## Given data
::::

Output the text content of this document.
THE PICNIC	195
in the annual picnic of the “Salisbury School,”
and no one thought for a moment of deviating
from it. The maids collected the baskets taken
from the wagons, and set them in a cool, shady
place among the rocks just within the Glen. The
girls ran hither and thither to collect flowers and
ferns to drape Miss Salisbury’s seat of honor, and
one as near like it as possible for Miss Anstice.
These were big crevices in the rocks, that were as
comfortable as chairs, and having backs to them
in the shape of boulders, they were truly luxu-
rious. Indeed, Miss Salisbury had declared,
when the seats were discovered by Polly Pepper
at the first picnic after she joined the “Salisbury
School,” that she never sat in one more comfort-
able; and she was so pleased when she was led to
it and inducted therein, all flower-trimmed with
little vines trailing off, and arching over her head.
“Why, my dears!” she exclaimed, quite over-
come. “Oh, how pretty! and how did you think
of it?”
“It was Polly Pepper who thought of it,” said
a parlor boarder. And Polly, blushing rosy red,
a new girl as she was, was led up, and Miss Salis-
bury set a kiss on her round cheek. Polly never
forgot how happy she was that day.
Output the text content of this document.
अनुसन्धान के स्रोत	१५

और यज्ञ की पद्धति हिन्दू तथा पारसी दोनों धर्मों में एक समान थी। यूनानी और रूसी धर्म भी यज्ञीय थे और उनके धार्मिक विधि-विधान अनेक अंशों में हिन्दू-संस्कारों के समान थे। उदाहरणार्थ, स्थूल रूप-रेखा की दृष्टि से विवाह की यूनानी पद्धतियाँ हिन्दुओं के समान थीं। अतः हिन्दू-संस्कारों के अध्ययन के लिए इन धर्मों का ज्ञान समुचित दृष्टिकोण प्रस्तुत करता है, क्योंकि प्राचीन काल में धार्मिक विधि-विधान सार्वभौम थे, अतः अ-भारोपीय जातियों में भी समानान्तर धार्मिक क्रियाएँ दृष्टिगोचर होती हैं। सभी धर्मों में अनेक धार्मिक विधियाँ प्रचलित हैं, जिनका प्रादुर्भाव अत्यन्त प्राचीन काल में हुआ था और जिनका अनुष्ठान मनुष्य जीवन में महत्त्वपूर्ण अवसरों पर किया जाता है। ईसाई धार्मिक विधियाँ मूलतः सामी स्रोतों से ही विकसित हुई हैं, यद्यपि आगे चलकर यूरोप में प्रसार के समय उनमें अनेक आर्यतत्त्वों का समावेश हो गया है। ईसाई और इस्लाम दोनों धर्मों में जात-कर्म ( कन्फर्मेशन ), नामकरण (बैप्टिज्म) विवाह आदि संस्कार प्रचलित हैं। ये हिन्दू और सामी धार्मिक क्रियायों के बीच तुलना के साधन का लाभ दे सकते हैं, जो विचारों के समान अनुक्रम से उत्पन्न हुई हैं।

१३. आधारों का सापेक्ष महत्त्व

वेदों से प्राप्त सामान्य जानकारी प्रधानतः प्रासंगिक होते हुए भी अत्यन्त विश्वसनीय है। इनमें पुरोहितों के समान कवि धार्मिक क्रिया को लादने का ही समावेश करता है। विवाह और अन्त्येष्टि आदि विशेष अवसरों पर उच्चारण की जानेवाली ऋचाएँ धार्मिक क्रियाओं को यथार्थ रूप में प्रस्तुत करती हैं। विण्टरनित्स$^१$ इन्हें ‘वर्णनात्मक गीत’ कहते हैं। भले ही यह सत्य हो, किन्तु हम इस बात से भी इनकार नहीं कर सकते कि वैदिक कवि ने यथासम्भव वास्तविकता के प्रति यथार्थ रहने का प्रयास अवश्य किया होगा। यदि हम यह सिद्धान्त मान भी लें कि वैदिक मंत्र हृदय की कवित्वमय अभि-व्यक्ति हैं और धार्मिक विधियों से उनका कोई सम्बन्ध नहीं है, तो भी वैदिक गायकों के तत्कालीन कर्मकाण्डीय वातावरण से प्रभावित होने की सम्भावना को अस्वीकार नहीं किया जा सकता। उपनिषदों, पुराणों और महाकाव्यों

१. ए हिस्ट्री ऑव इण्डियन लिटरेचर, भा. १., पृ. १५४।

::::

## What is required
Make an exact copy of every line in the data.

## Exercise result
Output the text content of this document.
THE PICNIC	195
in the annual picnic of the “Salisbury School,”
and no one thought for a moment of deviating
from it. The maids collected the baskets taken
from the wagons, and set them in a cool, shady
place among the rocks just within the Glen. The
girls ran hither and thither to collect flowers and
ferns to drape Miss Salisbury’s seat of honor, and
one as near like it as possible for Miss Anstice.
These were big crevices in the rocks, that were as
comfortable as chairs, and having backs to them
in the shape of boulders, they were truly luxu-
rious. Indeed, Miss Salisbury had declared,
when the seats were discovered by Polly Pepper
at the first picnic after she joined the “Salisbury
School,” that she never sat in one more comfort-
able; and she was so pleased when she was led to
it and inducted therein, all flower-trimmed with
little vines trailing off, and arching over her head.
“Why, my dears!” she exclaimed, quite over-
come. “Oh, how pretty! and how did you think
of it?”
“It was Polly Pepper who thought of it,” said
a parlor boarder. And Polly, blushing rosy red,
a new girl as she was, was led up, and Miss Salis-
bury set a kiss on her round cheek. Polly never
forgot how happy she was that day.
Output the text content of this document.
अनुसन्धान के स्रोत	१५

और यज्ञ की पद्धति हिन्दू तथा पारसी दोनों धर्मों में एक समान थी। यूनानी और रूसी धर्म भी यज्ञीय थे और उनके धार्मिक विधि-विधान अनेक अंशों में हिन्दू-संस्कारों के समान थे। उदाहरणार्थ, स्थूल रूप-रेखा की दृष्टि से विवाह की यूनानी पद्धतियाँ हिन्दुओं के समान थीं। अतः हिन्दू-संस्कारों के अध्ययन के लिए इन धर्मों का ज्ञान समुचित दृष्टिकोण प्रस्तुत करता है, क्योंकि प्राचीन काल में धार्मिक विधि-विधान सार्वभौम थे, अतः अ-भारोपीय जातियों में भी समानान्तर धार्मिक क्रियाएँ दृष्टिगोचर होती हैं। सभी धर्मों में अनेक धार्मिक विधियाँ प्रचलित हैं, जिनका प्रादुर्भाव अत्यन्त प्राचीन काल में हुआ था और जिनका अनुष्ठान मनुष्य जीवन में महत्त्वपूर्ण अवसरों पर किया जाता है। ईसाई धार्मिक विधियाँ मूलतः सामी स्रोतों से ही विकसित हुई हैं, यद्यपि आगे चलकर यूरोप में प्रसार के समय उनमें अनेक आर्यतत्त्वों का समावेश हो गया है। ईसाई और इस्लाम दोनों धर्मों में जात-कर्म ( कन्फर्मेशन ), नामकरण (बैप्टिज्म) विवाह आदि संस्कार प्रचलित हैं। ये हिन्दू और सामी धार्मिक क्रियायों के बीच तुलना के साधन का लाभ दे सकते हैं, जो विचारों के समान अनुक्रम से उत्पन्न हुई हैं।

१३. आधारों का सापेक्ष महत्त्व

वेदों से प्राप्त सामान्य जानकारी प्रधानतः प्रासंगिक होते हुए भी अत्यन्त विश्वसनीय है। इनमें पुरोहितों के समान कवि धार्मिक क्रिया को लादने का ही समावेश करता है। विवाह और अन्त्येष्टि आदि विशेष अवसरों पर उच्चारण की जानेवाली ऋचाएँ धार्मिक क्रियाओं को यथार्थ रूप में प्रस्तुत करती हैं। विण्टरनित्स$^१$ इन्हें ‘वर्णनात्मक गीत’ कहते हैं। भले ही यह सत्य हो, किन्तु हम इस बात से भी इनकार नहीं कर सकते कि वैदिक कवि ने यथासम्भव वास्तविकता के प्रति यथार्थ रहने का प्रयास अवश्य किया होगा। यदि हम यह सिद्धान्त मान भी लें कि वैदिक मंत्र हृदय की कवित्वमय अभि-व्यक्ति हैं और धार्मिक विधियों से उनका कोई सम्बन्ध नहीं है, तो भी वैदिक गायकों के तत्कालीन कर्मकाण्डीय वातावरण से प्रभावित होने की सम्भावना को अस्वीकार नहीं किया जा सकता। उपनिषदों, पुराणों और महाकाव्यों

१. ए हिस्ट्री ऑव इण्डियन लिटरेचर, भा. १., पृ. १५४।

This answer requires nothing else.